WHAT YOU WILL DO: Return every entry exactly as written.

------

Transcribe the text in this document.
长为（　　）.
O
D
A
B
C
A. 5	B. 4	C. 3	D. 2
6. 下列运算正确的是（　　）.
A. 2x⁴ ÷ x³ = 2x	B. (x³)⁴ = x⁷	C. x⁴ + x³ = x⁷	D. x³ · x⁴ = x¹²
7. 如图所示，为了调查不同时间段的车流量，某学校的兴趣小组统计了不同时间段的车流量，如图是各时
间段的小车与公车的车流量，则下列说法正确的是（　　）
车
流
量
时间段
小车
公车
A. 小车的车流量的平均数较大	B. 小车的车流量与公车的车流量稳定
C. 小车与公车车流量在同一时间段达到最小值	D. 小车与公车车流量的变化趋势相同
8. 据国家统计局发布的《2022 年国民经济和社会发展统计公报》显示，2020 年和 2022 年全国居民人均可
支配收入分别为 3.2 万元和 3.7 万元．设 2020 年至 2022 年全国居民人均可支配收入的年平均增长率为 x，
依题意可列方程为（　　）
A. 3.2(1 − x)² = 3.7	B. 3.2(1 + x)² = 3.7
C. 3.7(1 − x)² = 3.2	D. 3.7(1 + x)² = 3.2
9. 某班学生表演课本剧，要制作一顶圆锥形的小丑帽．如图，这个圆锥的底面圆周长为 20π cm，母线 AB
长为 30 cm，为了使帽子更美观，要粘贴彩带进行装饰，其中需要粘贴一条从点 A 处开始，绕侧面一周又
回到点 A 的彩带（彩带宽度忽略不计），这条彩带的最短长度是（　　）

------

SOLUTION:
Transcribe the text in this document.
长为（　　）.
O
D
A
B
C
A. 5	B. 4	C. 3	D. 2
6. 下列运算正确的是（　　）.
A. 2x⁴ ÷ x³ = 2x	B. (x³)⁴ = x⁷	C. x⁴ + x³ = x⁷	D. x³ · x⁴ = x¹²
7. 如图所示，为了调查不同时间段的车流量，某学校的兴趣小组统计了不同时间段的车流量，如图是各时
间段的小车与公车的车流量，则下列说法正确的是（　　）
车
流
量
时间段
小车
公车
A. 小车的车流量的平均数较大	B. 小车的车流量与公车的车流量稳定
C. 小车与公车车流量在同一时间段达到最小值	D. 小车与公车车流量的变化趋势相同
8. 据国家统计局发布的《2022 年国民经济和社会发展统计公报》显示，2020 年和 2022 年全国居民人均可
支配收入分别为 3.2 万元和 3.7 万元．设 2020 年至 2022 年全国居民人均可支配收入的年平均增长率为 x，
依题意可列方程为（　　）
A. 3.2(1 − x)² = 3.7	B. 3.2(1 + x)² = 3.7
C. 3.7(1 − x)² = 3.2	D. 3.7(1 + x)² = 3.2
9. 某班学生表演课本剧，要制作一顶圆锥形的小丑帽．如图，这个圆锥的底面圆周长为 20π cm，母线 AB
长为 30 cm，为了使帽子更美观，要粘贴彩带进行装饰，其中需要粘贴一条从点 A 处开始，绕侧面一周又
回到点 A 的彩带（彩带宽度忽略不计），这条彩带的最短长度是（　　）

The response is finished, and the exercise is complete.